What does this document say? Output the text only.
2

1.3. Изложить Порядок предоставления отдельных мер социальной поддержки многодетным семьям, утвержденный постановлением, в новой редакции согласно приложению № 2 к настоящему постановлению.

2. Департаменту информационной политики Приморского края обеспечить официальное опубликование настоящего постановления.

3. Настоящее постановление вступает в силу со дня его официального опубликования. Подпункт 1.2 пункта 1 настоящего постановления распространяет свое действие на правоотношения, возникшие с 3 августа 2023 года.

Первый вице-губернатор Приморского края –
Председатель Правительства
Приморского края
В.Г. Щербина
* * * *
- [Problem details]
Write out the whole listing exactly.

- [Correct response]
What does this document say? Output the text only.
2

1.3. Изложить Порядок предоставления отдельных мер социальной поддержки многодетным семьям, утвержденный постановлением, в новой редакции согласно приложению № 2 к настоящему постановлению.

2. Департаменту информационной политики Приморского края обеспечить официальное опубликование настоящего постановления.

3. Настоящее постановление вступает в силу со дня его официального опубликования. Подпункт 1.2 пункта 1 настоящего постановления распространяет свое действие на правоотношения, возникшие с 3 августа 2023 года.

Первый вице-губернатор Приморского края –
Председатель Правительства
Приморского края
В.Г. Щербина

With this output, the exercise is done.